» EXTRACTED TEXT
=== Begin Enclosure ===

PHOTO COURTESY of LAVINIA CHEN
“No pain, no gain,” junior Lavinia Chen said.
After twelve years of studying violin and eventually getting leadership positions in the organizations she is in, Chen understands the meaning of the saying more than anyone else.
Chen is currently the concertmaster and president of the Tri-City Orchestra for AUSD. She was previously the concertmaster of the Little Angels Symphony Orchestra, an internationally touring orchestra, during their Malaysia tour. Before, she performed with GuangZhou Youth Orchestra after passing an audition process involving over 1,000 applicants.
“There have been so many hardships that I really don’t know how to describe,” Chen said. “I really love my violin because […] [it] is always here when I am lonely and [in] despair.”
Throughout the years, she has won a Gold Award for her violin solo at the Macau Second Annual Chinese Juvenile Art Festival and the Outstanding Musicianship Award for the Forum Music Festival in San Francisco.
Confirmed by herself, like any violin learner, Chen’s childhood became hectic but colorful because of music. Starting her journey of pursuing her dream of being a professional violinist in GuangZhou, China, Chen’s weekends were filled with rehearsals. Sometimes, she had to sacrifice her dinner time for the practices. Now looking back, the tough memories were extremely meaningful and they are the ones she most cherished.
“When I left China, the saddest thing for me was to leave the orchestra that I had joined for more than eight years,” Chen said. “After saying goodbye to all my friends and rehearsal rooms in China, I came to the U.S. two years ago. I was so lost since the transportation [was] inconvenient and there were so many obstacles for the whole family to overcome.”

=== End Enclosure ===

» EXERCISES TO COMPLETE
a - In the profile of violinist Lavinia Chen, what award did she receive at the Forum Music Festival in San Francisco?
b - From the profile of Lavinia Chen, extract word for word the passage starting with "Chen is currently" and going on through "over 1,000 applicants.".
c - Write the next few paragraphs of the profile of violinist Lavinia Chen, beginning after its final quoted sentence.

» DATA SHOWN
=== Begin Enclosure ===

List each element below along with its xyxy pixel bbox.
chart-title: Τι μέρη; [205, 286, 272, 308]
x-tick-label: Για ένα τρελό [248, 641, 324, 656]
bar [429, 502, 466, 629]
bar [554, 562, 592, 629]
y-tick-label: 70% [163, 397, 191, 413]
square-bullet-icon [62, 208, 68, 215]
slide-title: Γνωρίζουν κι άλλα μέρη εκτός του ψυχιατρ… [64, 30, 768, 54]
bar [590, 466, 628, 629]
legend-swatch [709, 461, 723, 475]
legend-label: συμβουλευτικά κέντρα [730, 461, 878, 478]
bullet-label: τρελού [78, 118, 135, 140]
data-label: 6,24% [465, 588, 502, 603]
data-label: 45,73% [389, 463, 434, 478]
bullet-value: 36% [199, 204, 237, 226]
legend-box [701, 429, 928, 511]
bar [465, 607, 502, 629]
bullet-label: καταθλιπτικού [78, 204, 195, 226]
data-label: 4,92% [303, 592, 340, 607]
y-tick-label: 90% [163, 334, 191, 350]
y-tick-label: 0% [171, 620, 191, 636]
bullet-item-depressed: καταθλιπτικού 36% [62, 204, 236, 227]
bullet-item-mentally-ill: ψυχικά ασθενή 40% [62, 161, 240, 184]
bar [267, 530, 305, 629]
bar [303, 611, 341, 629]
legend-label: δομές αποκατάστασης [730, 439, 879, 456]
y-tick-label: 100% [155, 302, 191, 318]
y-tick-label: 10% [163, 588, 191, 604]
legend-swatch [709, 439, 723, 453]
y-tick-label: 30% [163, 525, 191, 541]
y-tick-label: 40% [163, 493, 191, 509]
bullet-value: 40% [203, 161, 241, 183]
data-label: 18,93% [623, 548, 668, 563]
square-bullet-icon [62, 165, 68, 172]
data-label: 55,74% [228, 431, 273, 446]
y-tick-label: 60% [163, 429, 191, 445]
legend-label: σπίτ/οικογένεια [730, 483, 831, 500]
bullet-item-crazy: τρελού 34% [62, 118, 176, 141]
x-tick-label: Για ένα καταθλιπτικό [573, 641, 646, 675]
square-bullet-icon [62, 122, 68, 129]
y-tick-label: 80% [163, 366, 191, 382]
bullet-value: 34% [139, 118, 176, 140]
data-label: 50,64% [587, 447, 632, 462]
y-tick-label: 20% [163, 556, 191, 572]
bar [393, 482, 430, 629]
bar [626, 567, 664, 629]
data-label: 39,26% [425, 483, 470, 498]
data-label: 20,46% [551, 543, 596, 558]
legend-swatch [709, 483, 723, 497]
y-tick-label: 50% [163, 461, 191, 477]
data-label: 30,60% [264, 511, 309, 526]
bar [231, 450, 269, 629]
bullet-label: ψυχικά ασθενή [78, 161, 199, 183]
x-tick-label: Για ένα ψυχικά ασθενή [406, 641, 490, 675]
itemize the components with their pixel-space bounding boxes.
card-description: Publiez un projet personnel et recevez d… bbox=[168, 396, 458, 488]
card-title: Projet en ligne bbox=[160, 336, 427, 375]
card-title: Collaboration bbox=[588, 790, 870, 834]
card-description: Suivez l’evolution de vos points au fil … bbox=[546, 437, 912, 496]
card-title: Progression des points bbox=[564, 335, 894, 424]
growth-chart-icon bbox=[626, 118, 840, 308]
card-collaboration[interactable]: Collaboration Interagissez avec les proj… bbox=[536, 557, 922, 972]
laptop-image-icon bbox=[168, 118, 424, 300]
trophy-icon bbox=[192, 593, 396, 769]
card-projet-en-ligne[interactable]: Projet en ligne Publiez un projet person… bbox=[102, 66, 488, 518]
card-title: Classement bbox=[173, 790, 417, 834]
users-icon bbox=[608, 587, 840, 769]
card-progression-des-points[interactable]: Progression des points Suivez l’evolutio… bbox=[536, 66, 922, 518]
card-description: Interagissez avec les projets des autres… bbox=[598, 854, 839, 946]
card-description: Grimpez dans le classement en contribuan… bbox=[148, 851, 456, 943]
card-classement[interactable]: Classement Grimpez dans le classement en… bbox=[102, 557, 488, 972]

=== End Enclosure ===

» WRITTEN ANSWERS
a - She received the Outstanding Musicianship Award.

b -
Chen is currently the concertmaster and president of the Tri-City Orchestra for AUSD. She was previously the concertmaster of the Little Angels Symphony Orchestra, an internationally touring orchestra, during their Malaysia tour. Before, she performed with GuangZhou Youth Orchestra after passing an audition process involving over 1,000 applicants.

c -
Although she was not able to take violin lessons, Chen did not give up as she practiced and learned as much as she could on her own. Trying her best to balance both academic work and violin practice, life is not easy for Chen. In order to save time for violin practice, she frequently stays up late at night and gets up at 4:00 a.m. to finish her homework.
“Sometimes my tears unconsciously run down my face,” Chen said. “I can only tell myself ‘Be tough! What doesn’t kill you makes you stronger!’”
Once again, “Opportunities are only reserved for those who prepare well.” After an audition, Chen’s stage transformed from the lunch table outside of AHS cafeteria to the stage at Glendale Youth Orchestra (GYO).
“I feel extremely grateful to the GYO’s manager Elinor Lloyd who provides me free rides to every Sunday’s rehearsal and conductor Brad Keimach who gives me this wonderful chance to perform as a soloist,” Chen said. “Also, I really want to thank my parents, Mr.Trulson and my violin teacher John Wang who has given me [constant] encouragement [and support] which help move me closer [toward my dream].”
In November 2015, Chen will perform at the Alex Theatre and she hopes more people will come to examine the quality of the efforts she dedicates to playing the violin.
“Some of my relatives think I am wasting time. I really wish that one day, I can prove [to] them [that] music is not useless, but the best medicine for [the] soul,” Chen said.